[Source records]
[start]

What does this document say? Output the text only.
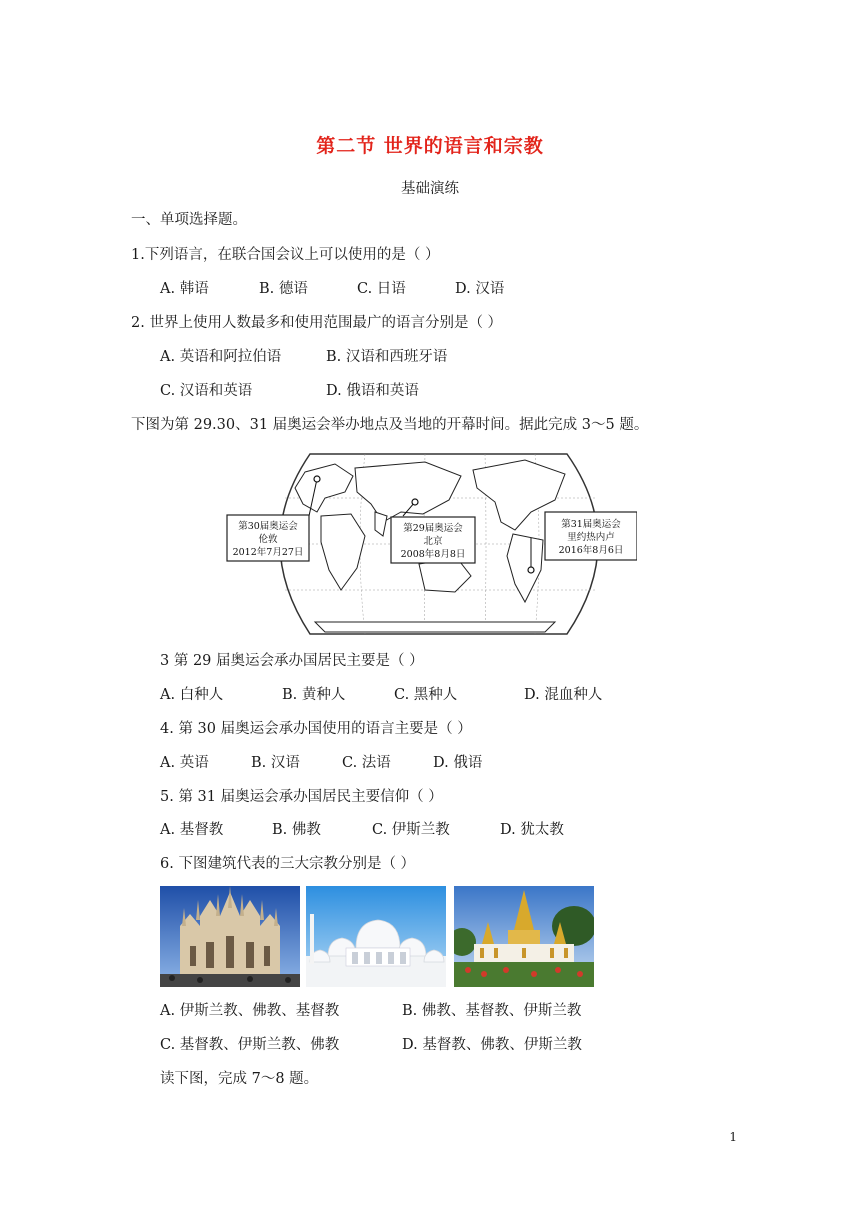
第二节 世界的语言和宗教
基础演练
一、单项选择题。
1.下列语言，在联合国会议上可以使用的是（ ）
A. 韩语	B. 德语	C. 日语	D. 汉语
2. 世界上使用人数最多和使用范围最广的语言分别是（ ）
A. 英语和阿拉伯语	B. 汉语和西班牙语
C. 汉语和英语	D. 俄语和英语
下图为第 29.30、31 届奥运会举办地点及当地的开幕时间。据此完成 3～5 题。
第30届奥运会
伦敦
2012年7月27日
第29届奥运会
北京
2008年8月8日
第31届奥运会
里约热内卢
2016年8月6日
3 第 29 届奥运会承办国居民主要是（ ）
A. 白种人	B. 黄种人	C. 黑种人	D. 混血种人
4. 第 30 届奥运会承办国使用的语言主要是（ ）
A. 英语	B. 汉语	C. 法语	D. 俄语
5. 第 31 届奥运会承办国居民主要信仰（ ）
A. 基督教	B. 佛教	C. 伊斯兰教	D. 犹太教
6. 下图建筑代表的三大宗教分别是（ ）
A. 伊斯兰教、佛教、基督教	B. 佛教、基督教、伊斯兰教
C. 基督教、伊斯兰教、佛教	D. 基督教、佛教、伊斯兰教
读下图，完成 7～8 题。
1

[end]
[start]

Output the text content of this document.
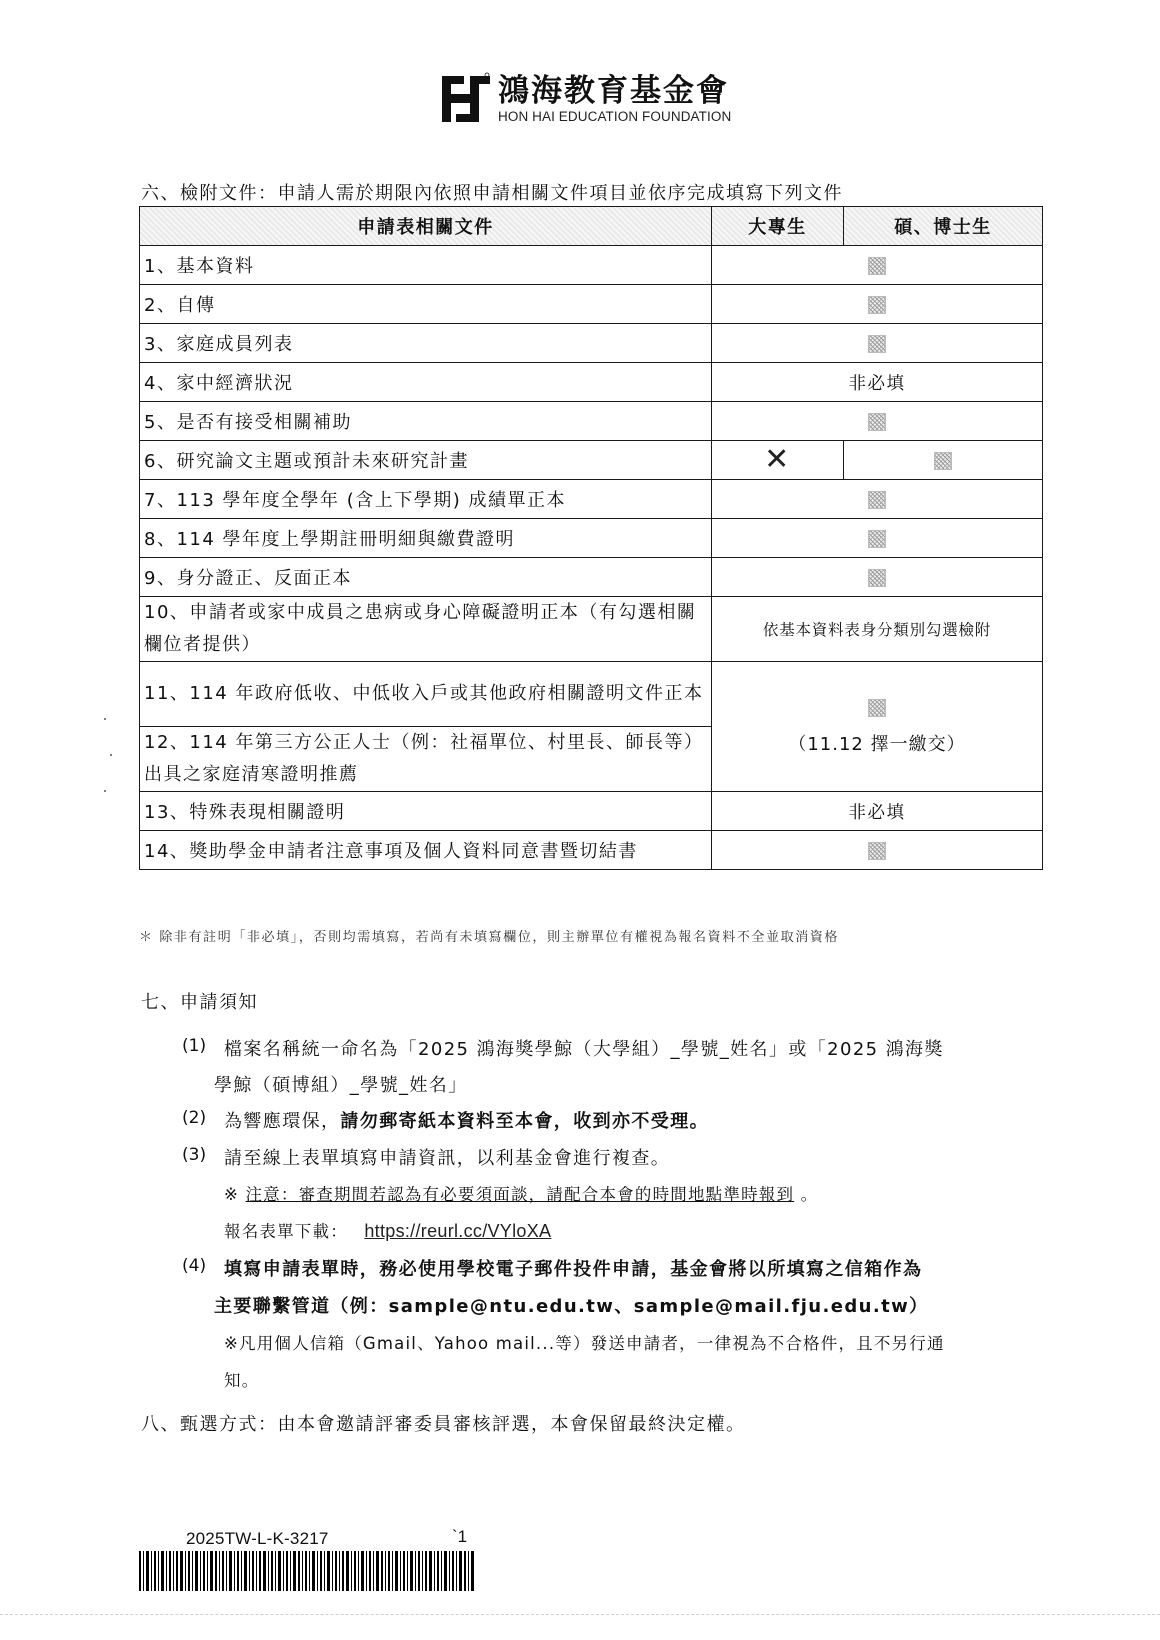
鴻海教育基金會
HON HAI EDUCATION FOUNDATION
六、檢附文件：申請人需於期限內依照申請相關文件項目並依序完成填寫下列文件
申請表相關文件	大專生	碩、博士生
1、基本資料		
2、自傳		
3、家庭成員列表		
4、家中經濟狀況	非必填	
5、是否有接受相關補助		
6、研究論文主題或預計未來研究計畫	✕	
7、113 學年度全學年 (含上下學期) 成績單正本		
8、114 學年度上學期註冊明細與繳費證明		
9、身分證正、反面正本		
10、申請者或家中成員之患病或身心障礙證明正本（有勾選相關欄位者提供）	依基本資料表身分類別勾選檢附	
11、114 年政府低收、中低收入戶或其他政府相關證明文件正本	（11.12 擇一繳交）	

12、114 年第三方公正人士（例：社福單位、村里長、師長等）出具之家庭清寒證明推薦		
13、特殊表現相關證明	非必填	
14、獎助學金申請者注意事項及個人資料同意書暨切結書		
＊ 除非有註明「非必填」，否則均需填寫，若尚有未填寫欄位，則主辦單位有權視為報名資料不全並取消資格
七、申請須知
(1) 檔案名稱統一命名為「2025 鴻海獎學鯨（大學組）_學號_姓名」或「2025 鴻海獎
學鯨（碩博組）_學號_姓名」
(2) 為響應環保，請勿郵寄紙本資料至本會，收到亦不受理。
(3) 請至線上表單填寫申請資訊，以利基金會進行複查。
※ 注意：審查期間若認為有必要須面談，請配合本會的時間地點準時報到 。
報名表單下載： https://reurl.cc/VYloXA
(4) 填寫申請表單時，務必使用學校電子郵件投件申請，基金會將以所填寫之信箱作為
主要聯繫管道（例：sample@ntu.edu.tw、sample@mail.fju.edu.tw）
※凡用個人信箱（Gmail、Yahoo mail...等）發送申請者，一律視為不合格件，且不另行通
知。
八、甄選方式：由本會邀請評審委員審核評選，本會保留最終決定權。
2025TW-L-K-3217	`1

[end]
[start]

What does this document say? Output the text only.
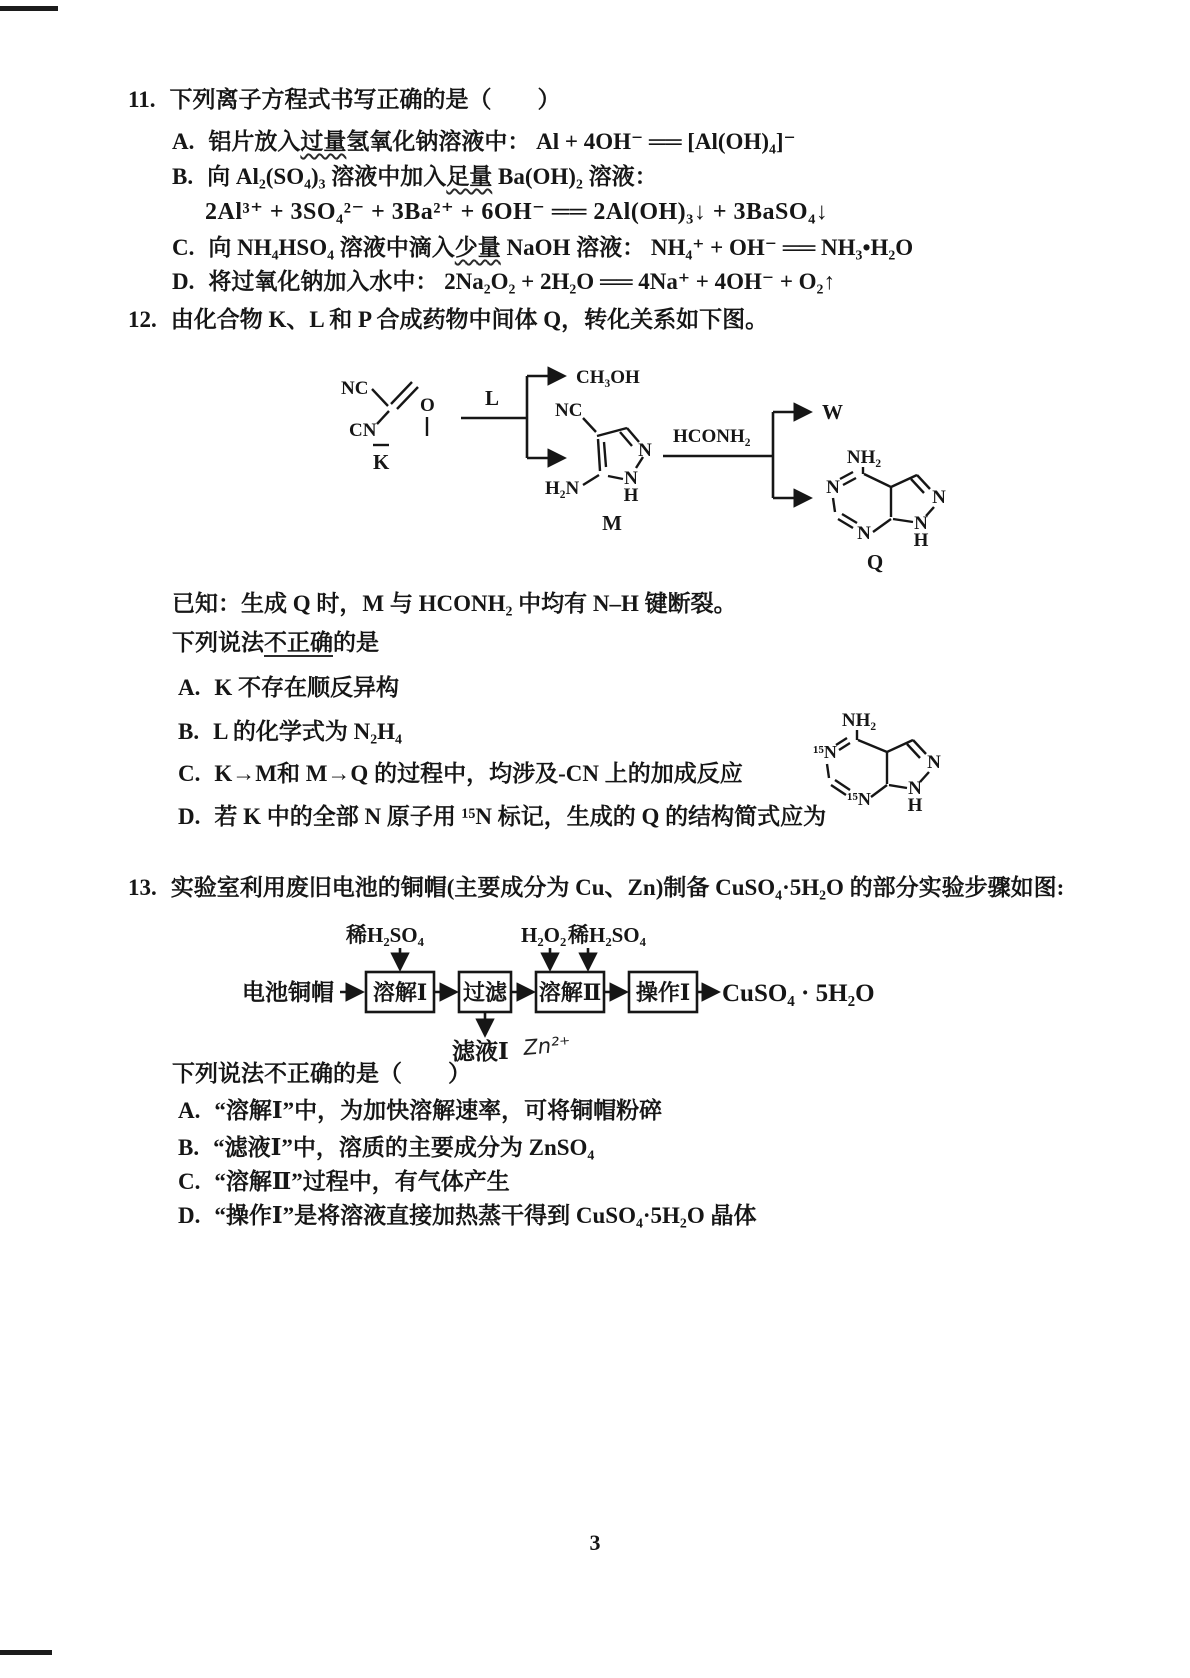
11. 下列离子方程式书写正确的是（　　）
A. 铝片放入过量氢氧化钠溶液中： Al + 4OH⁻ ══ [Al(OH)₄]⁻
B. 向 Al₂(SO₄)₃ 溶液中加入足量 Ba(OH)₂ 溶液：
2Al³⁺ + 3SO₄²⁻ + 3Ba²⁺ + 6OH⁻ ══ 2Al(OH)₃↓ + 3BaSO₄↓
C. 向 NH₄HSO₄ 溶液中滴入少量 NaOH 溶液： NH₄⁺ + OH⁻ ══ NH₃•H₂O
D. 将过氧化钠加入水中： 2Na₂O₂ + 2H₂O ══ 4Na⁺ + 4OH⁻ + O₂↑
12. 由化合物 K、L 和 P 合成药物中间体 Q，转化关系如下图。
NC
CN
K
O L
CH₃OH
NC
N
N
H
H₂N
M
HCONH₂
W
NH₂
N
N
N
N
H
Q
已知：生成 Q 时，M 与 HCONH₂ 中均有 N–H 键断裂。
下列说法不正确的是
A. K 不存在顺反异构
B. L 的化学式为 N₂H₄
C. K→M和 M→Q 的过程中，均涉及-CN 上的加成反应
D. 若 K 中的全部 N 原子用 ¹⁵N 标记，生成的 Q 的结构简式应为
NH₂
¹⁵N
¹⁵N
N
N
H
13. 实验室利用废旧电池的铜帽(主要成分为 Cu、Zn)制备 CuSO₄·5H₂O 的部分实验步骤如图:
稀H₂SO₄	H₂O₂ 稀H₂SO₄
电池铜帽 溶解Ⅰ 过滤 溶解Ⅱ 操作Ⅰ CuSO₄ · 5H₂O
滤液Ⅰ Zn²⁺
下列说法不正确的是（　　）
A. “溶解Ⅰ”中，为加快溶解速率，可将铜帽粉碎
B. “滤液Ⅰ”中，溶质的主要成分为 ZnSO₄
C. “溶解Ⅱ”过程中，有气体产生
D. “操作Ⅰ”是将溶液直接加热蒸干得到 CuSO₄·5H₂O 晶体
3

[end]

* _WHAT YOU HAVE TO DO_: Gather every line from the listing above in which "伊斯兰教" appears, and copy those lines.

* _EXPECTED OUTPUT_:
A. 基督教	B. 佛教	C. 伊斯兰教	D. 犹太教
A. 伊斯兰教、佛教、基督教	B. 佛教、基督教、伊斯兰教
C. 基督教、伊斯兰教、佛教	D. 基督教、佛教、伊斯兰教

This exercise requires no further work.